§ What you have to do: Determine how many lines carry the word "name". Output that number only.

[Extracts from a graphics dataset]
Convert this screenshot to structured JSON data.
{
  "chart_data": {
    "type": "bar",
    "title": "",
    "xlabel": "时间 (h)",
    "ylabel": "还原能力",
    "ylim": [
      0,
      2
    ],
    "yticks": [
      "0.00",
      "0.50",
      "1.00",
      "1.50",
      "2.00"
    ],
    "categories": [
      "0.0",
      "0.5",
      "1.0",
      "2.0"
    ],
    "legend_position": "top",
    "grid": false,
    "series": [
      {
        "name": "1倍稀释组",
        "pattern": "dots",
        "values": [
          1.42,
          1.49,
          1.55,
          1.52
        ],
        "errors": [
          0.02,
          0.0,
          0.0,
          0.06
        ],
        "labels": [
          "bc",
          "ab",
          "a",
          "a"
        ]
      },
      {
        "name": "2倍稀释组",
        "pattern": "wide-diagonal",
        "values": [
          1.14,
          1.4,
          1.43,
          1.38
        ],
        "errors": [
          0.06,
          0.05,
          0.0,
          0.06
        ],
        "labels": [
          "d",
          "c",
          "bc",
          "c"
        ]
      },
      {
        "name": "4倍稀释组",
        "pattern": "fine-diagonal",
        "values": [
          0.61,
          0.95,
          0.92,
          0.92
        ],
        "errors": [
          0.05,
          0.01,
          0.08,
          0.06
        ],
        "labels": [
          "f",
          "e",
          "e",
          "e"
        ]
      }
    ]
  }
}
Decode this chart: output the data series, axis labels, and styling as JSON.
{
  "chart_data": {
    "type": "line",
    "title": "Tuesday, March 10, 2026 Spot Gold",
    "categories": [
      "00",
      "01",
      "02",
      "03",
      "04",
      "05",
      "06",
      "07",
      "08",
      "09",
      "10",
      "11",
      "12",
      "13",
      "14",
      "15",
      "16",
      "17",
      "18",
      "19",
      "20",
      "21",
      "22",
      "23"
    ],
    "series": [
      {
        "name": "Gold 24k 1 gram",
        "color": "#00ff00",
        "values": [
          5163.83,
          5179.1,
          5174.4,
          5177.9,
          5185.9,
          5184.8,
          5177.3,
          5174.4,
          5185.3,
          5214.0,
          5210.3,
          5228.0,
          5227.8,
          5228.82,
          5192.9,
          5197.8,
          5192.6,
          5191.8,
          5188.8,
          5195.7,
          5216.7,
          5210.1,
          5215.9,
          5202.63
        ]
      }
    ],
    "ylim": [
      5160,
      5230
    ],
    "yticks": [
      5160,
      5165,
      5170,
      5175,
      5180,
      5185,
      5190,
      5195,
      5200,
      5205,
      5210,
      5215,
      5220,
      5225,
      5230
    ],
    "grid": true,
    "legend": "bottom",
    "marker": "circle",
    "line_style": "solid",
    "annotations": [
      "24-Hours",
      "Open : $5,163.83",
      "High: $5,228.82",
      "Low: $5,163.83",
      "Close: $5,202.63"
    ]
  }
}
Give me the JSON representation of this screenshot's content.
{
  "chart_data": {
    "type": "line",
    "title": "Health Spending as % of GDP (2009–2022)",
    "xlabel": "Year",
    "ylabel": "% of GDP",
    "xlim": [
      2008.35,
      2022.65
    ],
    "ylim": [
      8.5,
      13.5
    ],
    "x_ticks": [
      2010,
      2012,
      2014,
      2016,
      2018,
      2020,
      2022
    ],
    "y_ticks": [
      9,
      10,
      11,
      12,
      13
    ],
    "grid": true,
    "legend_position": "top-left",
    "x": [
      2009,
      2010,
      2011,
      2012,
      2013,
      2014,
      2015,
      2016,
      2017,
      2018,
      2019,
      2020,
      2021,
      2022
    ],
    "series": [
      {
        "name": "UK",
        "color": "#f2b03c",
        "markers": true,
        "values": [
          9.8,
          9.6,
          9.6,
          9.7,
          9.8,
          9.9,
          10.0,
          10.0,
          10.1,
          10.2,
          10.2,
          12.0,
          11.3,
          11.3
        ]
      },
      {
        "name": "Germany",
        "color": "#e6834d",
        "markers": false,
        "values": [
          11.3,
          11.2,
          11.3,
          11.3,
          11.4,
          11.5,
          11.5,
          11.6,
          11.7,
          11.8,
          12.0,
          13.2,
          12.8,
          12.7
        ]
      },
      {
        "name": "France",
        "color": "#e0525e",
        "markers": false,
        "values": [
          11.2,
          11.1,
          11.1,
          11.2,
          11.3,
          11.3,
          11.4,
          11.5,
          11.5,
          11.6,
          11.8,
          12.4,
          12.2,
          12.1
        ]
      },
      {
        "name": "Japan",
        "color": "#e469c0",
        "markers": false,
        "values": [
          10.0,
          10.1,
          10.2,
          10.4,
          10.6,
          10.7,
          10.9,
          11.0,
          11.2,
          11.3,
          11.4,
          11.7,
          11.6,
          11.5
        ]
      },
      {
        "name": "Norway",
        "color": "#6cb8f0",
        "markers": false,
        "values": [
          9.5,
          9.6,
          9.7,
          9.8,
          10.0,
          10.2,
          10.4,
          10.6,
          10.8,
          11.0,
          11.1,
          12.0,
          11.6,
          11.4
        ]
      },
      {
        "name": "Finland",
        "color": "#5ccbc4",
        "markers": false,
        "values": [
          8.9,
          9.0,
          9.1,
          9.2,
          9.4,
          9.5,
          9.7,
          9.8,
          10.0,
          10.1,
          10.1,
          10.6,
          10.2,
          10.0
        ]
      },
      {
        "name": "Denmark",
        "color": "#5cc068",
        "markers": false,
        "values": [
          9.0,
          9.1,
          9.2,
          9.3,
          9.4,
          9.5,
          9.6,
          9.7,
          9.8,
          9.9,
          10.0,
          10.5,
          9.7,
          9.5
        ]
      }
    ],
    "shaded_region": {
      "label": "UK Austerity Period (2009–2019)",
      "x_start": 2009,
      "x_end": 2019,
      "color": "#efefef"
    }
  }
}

§ Answer to the problem: 11